◆ **Goal of the exercise**: Write each line out again exactly as written.

## Begin

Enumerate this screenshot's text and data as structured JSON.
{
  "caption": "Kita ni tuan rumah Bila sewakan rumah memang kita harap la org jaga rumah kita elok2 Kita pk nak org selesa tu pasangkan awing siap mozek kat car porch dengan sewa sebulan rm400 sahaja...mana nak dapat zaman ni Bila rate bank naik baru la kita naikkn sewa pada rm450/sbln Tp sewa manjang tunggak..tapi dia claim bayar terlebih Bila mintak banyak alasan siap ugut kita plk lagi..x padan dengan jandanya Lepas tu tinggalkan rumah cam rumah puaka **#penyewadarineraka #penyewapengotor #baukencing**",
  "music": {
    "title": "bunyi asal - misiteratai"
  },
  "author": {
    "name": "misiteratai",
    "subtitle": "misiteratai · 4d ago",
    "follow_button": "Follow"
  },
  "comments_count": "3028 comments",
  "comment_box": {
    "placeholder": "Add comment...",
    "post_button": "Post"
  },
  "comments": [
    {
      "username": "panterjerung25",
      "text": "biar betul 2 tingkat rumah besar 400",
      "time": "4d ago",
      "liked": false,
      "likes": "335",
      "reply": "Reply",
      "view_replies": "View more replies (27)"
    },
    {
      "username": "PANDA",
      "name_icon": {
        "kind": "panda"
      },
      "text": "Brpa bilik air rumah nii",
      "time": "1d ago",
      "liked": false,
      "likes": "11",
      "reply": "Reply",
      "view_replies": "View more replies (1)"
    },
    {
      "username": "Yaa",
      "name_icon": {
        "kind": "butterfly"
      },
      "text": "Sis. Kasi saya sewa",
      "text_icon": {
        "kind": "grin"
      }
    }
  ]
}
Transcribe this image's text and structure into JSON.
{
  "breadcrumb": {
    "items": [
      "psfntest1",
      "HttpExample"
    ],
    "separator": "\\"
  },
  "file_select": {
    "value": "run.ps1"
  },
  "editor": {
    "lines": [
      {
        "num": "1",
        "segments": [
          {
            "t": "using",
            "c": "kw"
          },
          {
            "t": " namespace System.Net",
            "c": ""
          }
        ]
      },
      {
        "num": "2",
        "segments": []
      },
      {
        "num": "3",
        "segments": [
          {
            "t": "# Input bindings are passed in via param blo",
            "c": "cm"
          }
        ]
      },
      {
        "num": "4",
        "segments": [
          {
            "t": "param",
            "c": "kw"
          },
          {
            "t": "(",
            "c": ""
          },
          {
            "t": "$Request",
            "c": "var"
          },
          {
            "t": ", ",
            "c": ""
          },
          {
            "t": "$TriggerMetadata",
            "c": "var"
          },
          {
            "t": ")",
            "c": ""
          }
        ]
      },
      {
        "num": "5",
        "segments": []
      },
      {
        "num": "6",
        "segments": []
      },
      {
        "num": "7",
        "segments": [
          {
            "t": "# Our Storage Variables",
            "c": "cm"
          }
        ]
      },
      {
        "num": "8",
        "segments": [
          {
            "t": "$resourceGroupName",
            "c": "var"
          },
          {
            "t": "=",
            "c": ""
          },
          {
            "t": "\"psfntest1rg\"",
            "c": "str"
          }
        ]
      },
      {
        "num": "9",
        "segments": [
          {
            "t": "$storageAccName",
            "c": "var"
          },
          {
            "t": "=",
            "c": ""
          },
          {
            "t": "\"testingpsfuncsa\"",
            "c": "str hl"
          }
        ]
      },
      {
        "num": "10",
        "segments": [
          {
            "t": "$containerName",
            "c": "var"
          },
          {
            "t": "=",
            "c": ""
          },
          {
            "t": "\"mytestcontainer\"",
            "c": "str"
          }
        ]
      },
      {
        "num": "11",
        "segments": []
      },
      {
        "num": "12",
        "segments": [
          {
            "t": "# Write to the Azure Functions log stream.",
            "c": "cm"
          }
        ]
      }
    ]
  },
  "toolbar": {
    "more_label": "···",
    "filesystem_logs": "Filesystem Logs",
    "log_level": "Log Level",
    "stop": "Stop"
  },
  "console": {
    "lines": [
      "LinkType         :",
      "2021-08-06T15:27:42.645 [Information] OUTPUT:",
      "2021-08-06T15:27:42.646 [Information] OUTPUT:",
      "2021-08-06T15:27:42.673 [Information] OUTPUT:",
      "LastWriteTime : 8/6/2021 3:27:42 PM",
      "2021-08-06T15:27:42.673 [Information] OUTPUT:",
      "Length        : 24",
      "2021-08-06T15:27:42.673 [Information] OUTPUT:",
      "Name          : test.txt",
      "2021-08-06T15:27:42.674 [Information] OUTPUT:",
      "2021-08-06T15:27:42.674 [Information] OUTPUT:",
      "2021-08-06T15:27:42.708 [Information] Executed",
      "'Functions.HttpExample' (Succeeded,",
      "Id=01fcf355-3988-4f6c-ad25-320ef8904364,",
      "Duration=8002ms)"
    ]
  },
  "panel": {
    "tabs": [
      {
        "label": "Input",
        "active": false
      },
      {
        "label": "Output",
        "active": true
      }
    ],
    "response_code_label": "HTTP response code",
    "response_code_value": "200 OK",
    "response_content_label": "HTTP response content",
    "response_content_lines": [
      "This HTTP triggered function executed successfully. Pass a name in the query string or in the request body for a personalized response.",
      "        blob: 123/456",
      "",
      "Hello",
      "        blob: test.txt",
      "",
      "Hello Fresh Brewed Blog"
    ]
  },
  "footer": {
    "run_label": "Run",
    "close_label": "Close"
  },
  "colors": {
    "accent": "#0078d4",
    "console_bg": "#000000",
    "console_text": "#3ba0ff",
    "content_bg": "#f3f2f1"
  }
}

## End

◆ **Written solution**:
Enumerate this screenshot's text and data as structured JSON.
{
  "caption": "Kita ni tuan rumah Bila sewakan rumah memang kita harap la org jaga rumah kita elok2 Kita pk nak org selesa tu pasangkan awing siap mozek kat car porch dengan sewa sebulan rm400 sahaja...mana nak dapat zaman ni Bila rate bank naik baru la kita naikkn sewa pada rm450/sbln Tp sewa manjang tunggak..tapi dia claim bayar terlebih Bila mintak banyak alasan siap ugut kita plk lagi..x padan dengan jandanya Lepas tu tinggalkan rumah cam rumah puaka **#penyewadarineraka #penyewapengotor #baukencing**",
  "music": {
    "title": "bunyi asal - misiteratai"
  },
  "author": {
    "name": "misiteratai",
    "subtitle": "misiteratai · 4d ago",
    "follow_button": "Follow"
  },
  "comments_count": "3028 comments",
  "comment_box": {
    "placeholder": "Add comment...",
    "post_button": "Post"
  },
  "comments": [
    {
      "username": "panterjerung25",
      "text": "biar betul 2 tingkat rumah besar 400",
      "time": "4d ago",
      "liked": false,
      "likes": "335",
      "reply": "Reply",
      "view_replies": "View more replies (27)"
    },
    {
      "username": "PANDA",
      "name_icon": {
        "kind": "panda"
      },
      "text": "Brpa bilik air rumah nii",
      "time": "1d ago",
      "liked": false,
      "likes": "11",
      "reply": "Reply",
      "view_replies": "View more replies (1)"
    },
    {
      "username": "Yaa",
      "name_icon": {
        "kind": "butterfly"
      },
      "text": "Sis. Kasi saya sewa",
      "text_icon": {
        "kind": "grin"
      }
    }
  ]
}
Transcribe this image's text and structure into JSON.
{
  "breadcrumb": {
    "items": [
      "psfntest1",
      "HttpExample"
    ],
    "separator": "\\"
  },
  "file_select": {
    "value": "run.ps1"
  },
  "editor": {
    "lines": [
      {
        "num": "1",
        "segments": [
          {
            "t": "using",
            "c": "kw"
          },
          {
            "t": " namespace System.Net",
            "c": ""
          }
        ]
      },
      {
        "num": "2",
        "segments": []
      },
      {
        "num": "3",
        "segments": [
          {
            "t": "# Input bindings are passed in via param blo",
            "c": "cm"
          }
        ]
      },
      {
        "num": "4",
        "segments": [
          {
            "t": "param",
            "c": "kw"
          },
          {
            "t": "(",
            "c": ""
          },
          {
            "t": "$Request",
            "c": "var"
          },
          {
            "t": ", ",
            "c": ""
          },
          {
            "t": "$TriggerMetadata",
            "c": "var"
          },
          {
            "t": ")",
            "c": ""
          }
        ]
      },
      {
        "num": "5",
        "segments": []
      },
      {
        "num": "6",
        "segments": []
      },
      {
        "num": "7",
        "segments": [
          {
            "t": "# Our Storage Variables",
            "c": "cm"
          }
        ]
      },
      {
        "num": "8",
        "segments": [
          {
            "t": "$resourceGroupName",
            "c": "var"
          },
          {
            "t": "=",
            "c": ""
          },
          {
            "t": "\"psfntest1rg\"",
            "c": "str"
          }
        ]
      },
      {
        "num": "9",
        "segments": [
          {
            "t": "$storageAccName",
            "c": "var"
          },
          {
            "t": "=",
            "c": ""
          },
          {
            "t": "\"testingpsfuncsa\"",
            "c": "str hl"
          }
        ]
      },
      {
        "num": "10",
        "segments": [
          {
            "t": "$containerName",
            "c": "var"
          },
          {
            "t": "=",
            "c": ""
          },
          {
            "t": "\"mytestcontainer\"",
            "c": "str"
          }
        ]
      },
      {
        "num": "11",
        "segments": []
      },
      {
        "num": "12",
        "segments": [
          {
            "t": "# Write to the Azure Functions log stream.",
            "c": "cm"
          }
        ]
      }
    ]
  },
  "toolbar": {
    "more_label": "···",
    "filesystem_logs": "Filesystem Logs",
    "log_level": "Log Level",
    "stop": "Stop"
  },
  "console": {
    "lines": [
      "LinkType         :",
      "2021-08-06T15:27:42.645 [Information] OUTPUT:",
      "2021-08-06T15:27:42.646 [Information] OUTPUT:",
      "2021-08-06T15:27:42.673 [Information] OUTPUT:",
      "LastWriteTime : 8/6/2021 3:27:42 PM",
      "2021-08-06T15:27:42.673 [Information] OUTPUT:",
      "Length        : 24",
      "2021-08-06T15:27:42.673 [Information] OUTPUT:",
      "Name          : test.txt",
      "2021-08-06T15:27:42.674 [Information] OUTPUT:",
      "2021-08-06T15:27:42.674 [Information] OUTPUT:",
      "2021-08-06T15:27:42.708 [Information] Executed",
      "'Functions.HttpExample' (Succeeded,",
      "Id=01fcf355-3988-4f6c-ad25-320ef8904364,",
      "Duration=8002ms)"
    ]
  },
  "panel": {
    "tabs": [
      {
        "label": "Input",
        "active": false
      },
      {
        "label": "Output",
        "active": true
      }
    ],
    "response_code_label": "HTTP response code",
    "response_code_value": "200 OK",
    "response_content_label": "HTTP response content",
    "response_content_lines": [
      "This HTTP triggered function executed successfully. Pass a name in the query string or in the request body for a personalized response.",
      "        blob: 123/456",
      "",
      "Hello",
      "        blob: test.txt",
      "",
      "Hello Fresh Brewed Blog"
    ]
  },
  "footer": {
    "run_label": "Run",
    "close_label": "Close"
  },
  "colors": {
    "accent": "#0078d4",
    "console_bg": "#000000",
    "console_text": "#3ba0ff",
    "content_bg": "#f3f2f1"
  }
}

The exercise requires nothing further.